-------- Task data --------

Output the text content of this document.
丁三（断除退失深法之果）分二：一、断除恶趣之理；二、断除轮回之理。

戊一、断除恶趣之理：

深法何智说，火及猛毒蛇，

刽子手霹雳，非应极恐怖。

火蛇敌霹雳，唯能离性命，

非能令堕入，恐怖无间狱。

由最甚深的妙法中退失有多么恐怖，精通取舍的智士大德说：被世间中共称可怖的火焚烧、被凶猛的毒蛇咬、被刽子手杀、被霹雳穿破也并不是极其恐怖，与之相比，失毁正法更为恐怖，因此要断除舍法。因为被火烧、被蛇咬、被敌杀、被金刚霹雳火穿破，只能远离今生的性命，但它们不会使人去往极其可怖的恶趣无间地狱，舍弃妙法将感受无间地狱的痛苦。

--------

§ Requirements: Show every line from the entries above in which "断除恶趣之理" appears.

§ Completed exercise:
丁三（断除退失深法之果）分二：一、断除恶趣之理；二、断除轮回之理。
戊一、断除恶趣之理：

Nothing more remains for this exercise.